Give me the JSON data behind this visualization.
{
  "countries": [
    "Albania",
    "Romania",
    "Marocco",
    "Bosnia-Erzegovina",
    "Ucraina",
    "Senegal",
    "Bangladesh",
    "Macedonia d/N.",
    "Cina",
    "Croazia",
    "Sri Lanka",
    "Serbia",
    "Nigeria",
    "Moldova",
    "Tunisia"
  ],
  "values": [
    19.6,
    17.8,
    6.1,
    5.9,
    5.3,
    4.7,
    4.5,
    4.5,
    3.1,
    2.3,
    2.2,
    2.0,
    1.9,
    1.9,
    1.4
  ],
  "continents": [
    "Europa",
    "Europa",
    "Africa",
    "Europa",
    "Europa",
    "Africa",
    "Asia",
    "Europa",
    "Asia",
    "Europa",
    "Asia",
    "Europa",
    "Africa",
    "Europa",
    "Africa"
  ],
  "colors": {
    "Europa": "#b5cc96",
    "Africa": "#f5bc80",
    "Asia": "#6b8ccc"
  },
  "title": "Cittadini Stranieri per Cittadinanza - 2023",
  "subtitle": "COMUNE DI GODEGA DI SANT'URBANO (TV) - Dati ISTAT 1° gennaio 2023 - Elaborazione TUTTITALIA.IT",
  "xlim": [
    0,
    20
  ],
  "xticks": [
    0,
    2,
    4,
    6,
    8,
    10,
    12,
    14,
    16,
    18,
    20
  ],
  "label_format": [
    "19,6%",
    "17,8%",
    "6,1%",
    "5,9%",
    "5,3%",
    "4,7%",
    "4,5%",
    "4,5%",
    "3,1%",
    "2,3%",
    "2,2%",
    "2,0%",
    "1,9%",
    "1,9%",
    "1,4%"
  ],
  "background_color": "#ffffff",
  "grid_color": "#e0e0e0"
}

┄┄┄┄┄┄┄┄┄┄

## Task description
Copy out all of the records above with nothing altered.

## Solution to this task
Give me the JSON data behind this visualization.
{
  "countries": [
    "Albania",
    "Romania",
    "Marocco",
    "Bosnia-Erzegovina",
    "Ucraina",
    "Senegal",
    "Bangladesh",
    "Macedonia d/N.",
    "Cina",
    "Croazia",
    "Sri Lanka",
    "Serbia",
    "Nigeria",
    "Moldova",
    "Tunisia"
  ],
  "values": [
    19.6,
    17.8,
    6.1,
    5.9,
    5.3,
    4.7,
    4.5,
    4.5,
    3.1,
    2.3,
    2.2,
    2.0,
    1.9,
    1.9,
    1.4
  ],
  "continents": [
    "Europa",
    "Europa",
    "Africa",
    "Europa",
    "Europa",
    "Africa",
    "Asia",
    "Europa",
    "Asia",
    "Europa",
    "Asia",
    "Europa",
    "Africa",
    "Europa",
    "Africa"
  ],
  "colors": {
    "Europa": "#b5cc96",
    "Africa": "#f5bc80",
    "Asia": "#6b8ccc"
  },
  "title": "Cittadini Stranieri per Cittadinanza - 2023",
  "subtitle": "COMUNE DI GODEGA DI SANT'URBANO (TV) - Dati ISTAT 1° gennaio 2023 - Elaborazione TUTTITALIA.IT",
  "xlim": [
    0,
    20
  ],
  "xticks": [
    0,
    2,
    4,
    6,
    8,
    10,
    12,
    14,
    16,
    18,
    20
  ],
  "label_format": [
    "19,6%",
    "17,8%",
    "6,1%",
    "5,9%",
    "5,3%",
    "4,7%",
    "4,5%",
    "4,5%",
    "3,1%",
    "2,3%",
    "2,2%",
    "2,0%",
    "1,9%",
    "1,9%",
    "1,4%"
  ],
  "background_color": "#ffffff",
  "grid_color": "#e0e0e0"
}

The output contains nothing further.